抜粋文:
------------

しかし物を拾ってもらっても、「ありがとう」が言えない。
ぶつかっても、「ごめん」が出てこない。
声が出るようになったら、絶対言いたいと、あのとき、毎日思っていたことを思い出します。
私立の中学に進学し、環境を変えることで自然と話せるようになりました。
大学の教育学の授業で、場面緘黙という言葉を知り、私はこれだったのだろうかと思いました。
場面緘黙とは、他の状況で話しているにもかかわらず、特定の社会的状況において、話すことが一貫してできない障害です。
私は症状は軽かったのかもしれません。
でも、なかには成人にしても治らない方や、体が動かなくなる方もいると聞きます。
大学のころ、不登校の子供向けのボランティアをしており、そこで場面緘黙の子供さんがおられる母親と出会いました。
私の過去を話すと、そのお母さんは「私の子供も麻央さん(私)みたいに声が出るようになるだろうか」と泣きながら話してくださいました。
当時は力になりたい一心で、「できると思います」と答えてました。
言葉が話せなかった3年間は、私にとってはものすごく暗く、深く、大事な時期として心に残っています。
大学卒業後も、いつかまた声が出なくなったらどうしようと、不安で仕方ありせんでした。
場面緘黙は当事者が言葉を発せないため、学問が進んでおらず、専門医が少ないこともわかりました。
私は場面緘黙を広めたいと思い、新聞社で記者をして、場面緘黙の特集を組もうと思いました。
ありがたいことに新聞社で契約記者になることはできたのですが、
思いが強すぎて、または自分の過去を他人に知られるのが怖くて、
4年間記者の仕事をしたのですが、結局書くことはできませんでした。
結婚して仕事を辞めましたが、
子どもが療育に行っていることもあり、なにか役に立ちたいと考えています。
私はなんの取柄も資格もないですが、唯一書くことは好きです。
ブログを通して、何か発信できればうれしいなと思っています。

------------

提供資料:
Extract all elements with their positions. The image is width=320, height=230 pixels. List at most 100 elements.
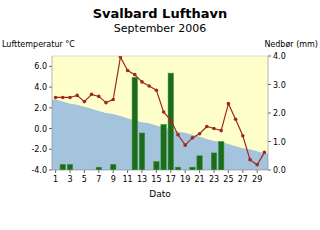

------------

課題: 抜粋文で、書き手が大学で場面緘黙という言葉を知ったのは何の授業だったかを答えよ。 資料は抜粋文とは関係がない。

解答: 教育学の授業である。